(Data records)

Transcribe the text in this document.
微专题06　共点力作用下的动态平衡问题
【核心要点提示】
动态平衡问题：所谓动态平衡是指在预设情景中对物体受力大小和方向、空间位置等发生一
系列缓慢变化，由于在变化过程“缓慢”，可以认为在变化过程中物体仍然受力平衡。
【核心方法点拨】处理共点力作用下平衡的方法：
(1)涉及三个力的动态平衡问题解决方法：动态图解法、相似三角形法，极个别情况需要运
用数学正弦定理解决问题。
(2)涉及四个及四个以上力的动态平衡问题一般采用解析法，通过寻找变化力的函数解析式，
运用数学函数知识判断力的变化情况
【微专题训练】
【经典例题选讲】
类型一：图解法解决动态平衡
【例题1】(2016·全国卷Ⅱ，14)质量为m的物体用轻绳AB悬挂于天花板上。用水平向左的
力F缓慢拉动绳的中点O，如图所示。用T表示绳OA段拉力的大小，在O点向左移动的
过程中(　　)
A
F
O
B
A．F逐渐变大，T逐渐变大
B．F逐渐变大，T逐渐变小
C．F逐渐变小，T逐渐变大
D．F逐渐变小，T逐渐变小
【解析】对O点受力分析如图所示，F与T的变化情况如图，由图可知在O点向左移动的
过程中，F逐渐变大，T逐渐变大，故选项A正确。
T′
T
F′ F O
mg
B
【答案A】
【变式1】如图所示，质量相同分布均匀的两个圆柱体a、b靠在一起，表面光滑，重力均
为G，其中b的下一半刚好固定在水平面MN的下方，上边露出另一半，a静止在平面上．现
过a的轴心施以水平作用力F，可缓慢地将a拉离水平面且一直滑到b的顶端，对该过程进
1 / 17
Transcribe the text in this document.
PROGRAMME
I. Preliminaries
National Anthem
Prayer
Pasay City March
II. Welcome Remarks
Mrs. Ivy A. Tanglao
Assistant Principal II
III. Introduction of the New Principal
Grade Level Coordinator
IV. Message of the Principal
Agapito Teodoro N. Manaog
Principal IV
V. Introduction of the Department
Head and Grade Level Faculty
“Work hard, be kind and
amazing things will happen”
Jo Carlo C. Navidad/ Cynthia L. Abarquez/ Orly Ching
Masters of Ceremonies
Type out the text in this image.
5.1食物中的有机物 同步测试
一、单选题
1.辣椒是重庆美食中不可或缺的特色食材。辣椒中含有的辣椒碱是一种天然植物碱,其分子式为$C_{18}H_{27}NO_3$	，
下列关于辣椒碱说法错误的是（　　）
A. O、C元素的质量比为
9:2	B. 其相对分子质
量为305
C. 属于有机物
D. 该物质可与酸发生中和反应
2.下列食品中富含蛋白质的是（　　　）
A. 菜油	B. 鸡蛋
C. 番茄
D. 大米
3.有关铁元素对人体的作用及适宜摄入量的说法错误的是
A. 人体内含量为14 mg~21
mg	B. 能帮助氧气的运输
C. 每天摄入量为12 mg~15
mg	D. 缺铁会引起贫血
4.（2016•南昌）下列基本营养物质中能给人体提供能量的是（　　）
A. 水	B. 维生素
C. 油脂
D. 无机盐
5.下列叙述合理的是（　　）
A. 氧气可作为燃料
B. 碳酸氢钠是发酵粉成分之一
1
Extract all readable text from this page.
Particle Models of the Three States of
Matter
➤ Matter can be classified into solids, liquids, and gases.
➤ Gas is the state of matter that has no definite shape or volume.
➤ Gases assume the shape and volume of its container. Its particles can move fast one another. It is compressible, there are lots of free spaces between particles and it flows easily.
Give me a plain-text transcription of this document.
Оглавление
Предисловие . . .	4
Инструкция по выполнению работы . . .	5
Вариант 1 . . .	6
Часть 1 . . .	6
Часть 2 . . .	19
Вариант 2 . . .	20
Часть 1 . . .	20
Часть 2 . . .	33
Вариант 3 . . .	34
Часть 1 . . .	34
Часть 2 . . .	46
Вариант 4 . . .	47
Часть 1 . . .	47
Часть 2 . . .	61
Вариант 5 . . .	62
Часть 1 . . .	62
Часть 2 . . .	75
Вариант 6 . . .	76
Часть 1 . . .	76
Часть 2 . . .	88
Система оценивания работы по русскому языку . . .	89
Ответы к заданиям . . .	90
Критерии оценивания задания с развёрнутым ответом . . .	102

→ WHAT YOU NEED TO DO
Copy out each line exactly.

→ CORRECT OUTPUT
Transcribe the text in this document.
微专题06　共点力作用下的动态平衡问题
【核心要点提示】
动态平衡问题：所谓动态平衡是指在预设情景中对物体受力大小和方向、空间位置等发生一
系列缓慢变化，由于在变化过程“缓慢”，可以认为在变化过程中物体仍然受力平衡。
【核心方法点拨】处理共点力作用下平衡的方法：
(1)涉及三个力的动态平衡问题解决方法：动态图解法、相似三角形法，极个别情况需要运
用数学正弦定理解决问题。
(2)涉及四个及四个以上力的动态平衡问题一般采用解析法，通过寻找变化力的函数解析式，
运用数学函数知识判断力的变化情况
【微专题训练】
【经典例题选讲】
类型一：图解法解决动态平衡
【例题1】(2016·全国卷Ⅱ，14)质量为m的物体用轻绳AB悬挂于天花板上。用水平向左的
力F缓慢拉动绳的中点O，如图所示。用T表示绳OA段拉力的大小，在O点向左移动的
过程中(　　)
A
F
O
B
A．F逐渐变大，T逐渐变大
B．F逐渐变大，T逐渐变小
C．F逐渐变小，T逐渐变大
D．F逐渐变小，T逐渐变小
【解析】对O点受力分析如图所示，F与T的变化情况如图，由图可知在O点向左移动的
过程中，F逐渐变大，T逐渐变大，故选项A正确。
T′
T
F′ F O
mg
B
【答案A】
【变式1】如图所示，质量相同分布均匀的两个圆柱体a、b靠在一起，表面光滑，重力均
为G，其中b的下一半刚好固定在水平面MN的下方，上边露出另一半，a静止在平面上．现
过a的轴心施以水平作用力F，可缓慢地将a拉离水平面且一直滑到b的顶端，对该过程进
1 / 17
Transcribe the text in this document.
PROGRAMME
I. Preliminaries
National Anthem
Prayer
Pasay City March
II. Welcome Remarks
Mrs. Ivy A. Tanglao
Assistant Principal II
III. Introduction of the New Principal
Grade Level Coordinator
IV. Message of the Principal
Agapito Teodoro N. Manaog
Principal IV
V. Introduction of the Department
Head and Grade Level Faculty
“Work hard, be kind and
amazing things will happen”
Jo Carlo C. Navidad/ Cynthia L. Abarquez/ Orly Ching
Masters of Ceremonies
Type out the text in this image.
5.1食物中的有机物 同步测试
一、单选题
1.辣椒是重庆美食中不可或缺的特色食材。辣椒中含有的辣椒碱是一种天然植物碱,其分子式为$C_{18}H_{27}NO_3$	，
下列关于辣椒碱说法错误的是（　　）
A. O、C元素的质量比为
9:2	B. 其相对分子质
量为305
C. 属于有机物
D. 该物质可与酸发生中和反应
2.下列食品中富含蛋白质的是（　　　）
A. 菜油	B. 鸡蛋
C. 番茄
D. 大米
3.有关铁元素对人体的作用及适宜摄入量的说法错误的是
A. 人体内含量为14 mg~21
mg	B. 能帮助氧气的运输
C. 每天摄入量为12 mg~15
mg	D. 缺铁会引起贫血
4.（2016•南昌）下列基本营养物质中能给人体提供能量的是（　　）
A. 水	B. 维生素
C. 油脂
D. 无机盐
5.下列叙述合理的是（　　）
A. 氧气可作为燃料
B. 碳酸氢钠是发酵粉成分之一
1
Extract all readable text from this page.
Particle Models of the Three States of
Matter
➤ Matter can be classified into solids, liquids, and gases.
➤ Gas is the state of matter that has no definite shape or volume.
➤ Gases assume the shape and volume of its container. Its particles can move fast one another. It is compressible, there are lots of free spaces between particles and it flows easily.
Give me a plain-text transcription of this document.
Оглавление
Предисловие . . .	4
Инструкция по выполнению работы . . .	5
Вариант 1 . . .	6
Часть 1 . . .	6
Часть 2 . . .	19
Вариант 2 . . .	20
Часть 1 . . .	20
Часть 2 . . .	33
Вариант 3 . . .	34
Часть 1 . . .	34
Часть 2 . . .	46
Вариант 4 . . .	47
Часть 1 . . .	47
Часть 2 . . .	61
Вариант 5 . . .	62
Часть 1 . . .	62
Часть 2 . . .	75
Вариант 6 . . .	76
Часть 1 . . .	76
Часть 2 . . .	88
Система оценивания работы по русскому языку . . .	89
Ответы к заданиям . . .	90
Критерии оценивания задания с развёрнутым ответом . . .	102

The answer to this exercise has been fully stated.